• Task directions: Write out all lines holding the word "true".

---

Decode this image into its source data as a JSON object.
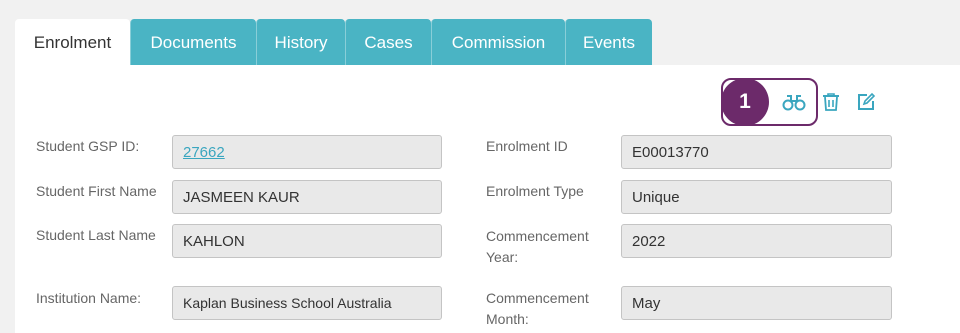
{
  "tabs": [
    {
      "label": "Enrolment"
    },
    {
      "label": "Documents"
    },
    {
      "label": "History"
    },
    {
      "label": "Cases"
    },
    {
      "label": "Commission"
    },
    {
      "label": "Events"
    }
  ],
  "toolbar": {
    "step_number": "1",
    "view_icon": "binoculars-icon",
    "delete_icon": "trash-icon",
    "edit_icon": "edit-icon",
    "accent_color": "#6c2a6a",
    "icon_color": "#3aa6bf"
  },
  "form": {
    "student_gsp_id": {
      "label": "Student GSP ID:",
      "value": "27662"
    },
    "student_first_name": {
      "label": "Student First Name",
      "value": "JASMEEN KAUR"
    },
    "student_last_name": {
      "label": "Student Last Name",
      "value": "KAHLON"
    },
    "institution_name": {
      "label": "Institution Name:",
      "value": "Kaplan Business School Australia"
    },
    "enrolment_id": {
      "label": "Enrolment ID",
      "value": "E00013770"
    },
    "enrolment_type": {
      "label": "Enrolment Type",
      "value": "Unique"
    },
    "commencement_year": {
      "label_line1": "Commencement",
      "label_line2": "Year:",
      "value": "2022"
    },
    "commencement_month": {
      "label_line1": "Commencement",
      "label_line2": "Month:",
      "value": "May"
    }
  }
}
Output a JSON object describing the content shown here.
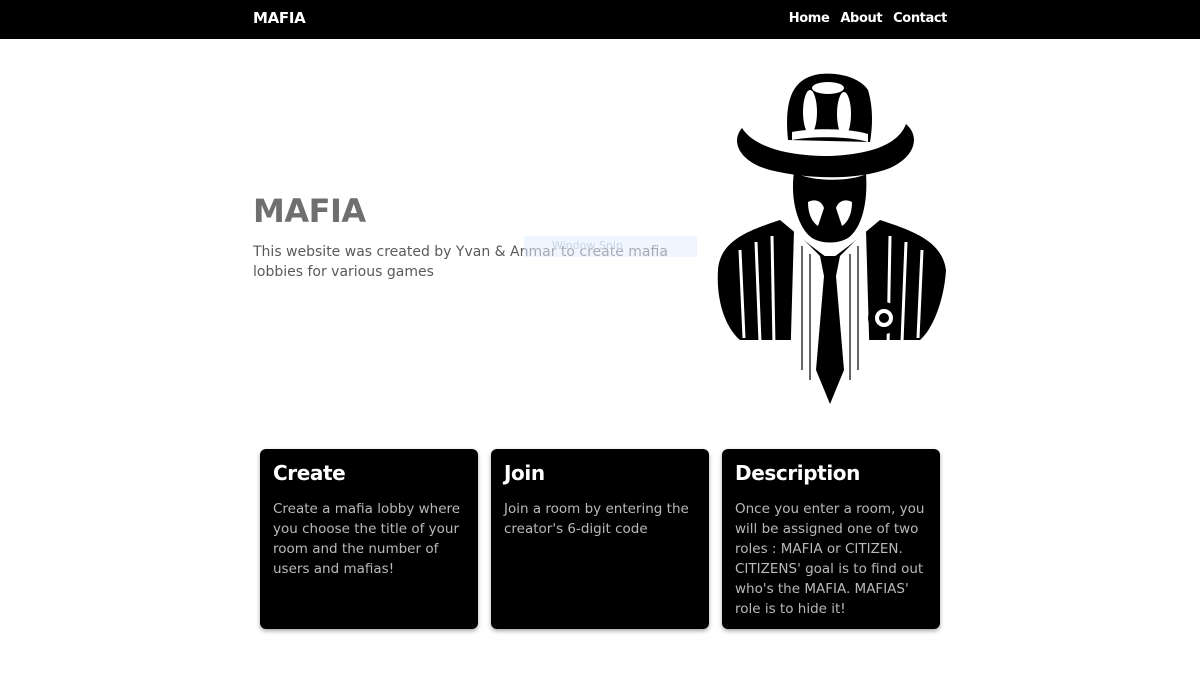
{
  "navbar": {
    "brand": "MAFIA",
    "links": [
      "Home",
      "About",
      "Contact"
    ]
  },
  "hero": {
    "title": "MAFIA",
    "text": "This website was created by Yvan & Anmar to create mafia lobbies for various games",
    "overlay": "Window Snip"
  },
  "cards": [
    {
      "title": "Create",
      "text": "Create a mafia lobby where you choose the title of your room and the number of users and mafias!"
    },
    {
      "title": "Join",
      "text": "Join a room by entering the creator's 6-digit code"
    },
    {
      "title": "Description",
      "text": "Once you enter a room, you will be assigned one of two roles : MAFIA or CITIZEN. CITIZENS' goal is to find out who's the MAFIA. MAFIAS' role is to hide it!"
    }
  ],
  "colors": {
    "navbar_bg": "#000000",
    "card_bg": "#000000",
    "title_gray": "#6f6f6f"
  }
}
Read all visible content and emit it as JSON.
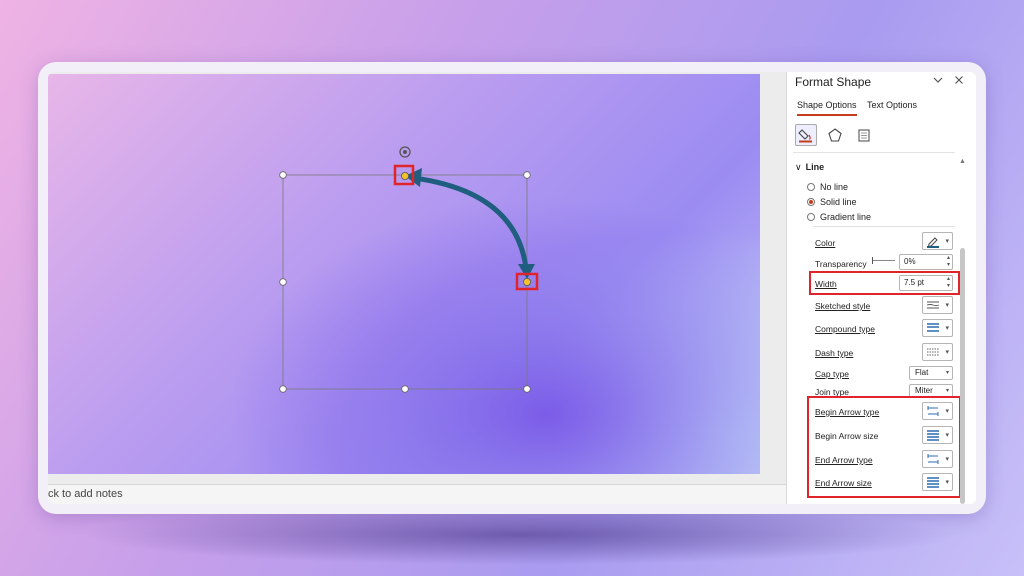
{
  "panel": {
    "title": "Format Shape",
    "collapse_icon": "chevron-down-icon",
    "close_icon": "close-icon",
    "tabs": [
      {
        "label": "Shape Options",
        "active": true
      },
      {
        "label": "Text Options",
        "active": false
      }
    ],
    "category_icons": [
      "fill-line-icon",
      "effects-pentagon-icon",
      "size-properties-icon"
    ],
    "section": {
      "label": "Line",
      "expanded": true,
      "line_options": [
        {
          "label": "No line",
          "selected": false
        },
        {
          "label": "Solid line",
          "selected": true
        },
        {
          "label": "Gradient line",
          "selected": false
        }
      ],
      "color_label": "Color",
      "transparency_label": "Transparency",
      "transparency_value": "0%",
      "width_label": "Width",
      "width_value": "7.5 pt",
      "sketched_label": "Sketched style",
      "compound_label": "Compound type",
      "dash_label": "Dash type",
      "cap_label": "Cap type",
      "cap_value": "Flat",
      "join_label": "Join type",
      "join_value": "Miter",
      "begin_arrow_type_label": "Begin Arrow type",
      "begin_arrow_size_label": "Begin Arrow size",
      "end_arrow_type_label": "End Arrow type",
      "end_arrow_size_label": "End Arrow size"
    }
  },
  "notes": {
    "placeholder": "ck to add notes"
  },
  "colors": {
    "arrow": "#1f5e7e",
    "highlight": "#e0242b",
    "accent": "#c43e1c",
    "handle_endpoint": "#f2c12e"
  }
}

---

• Expected answer:
        "active": true
      "expanded": true,
          "selected": true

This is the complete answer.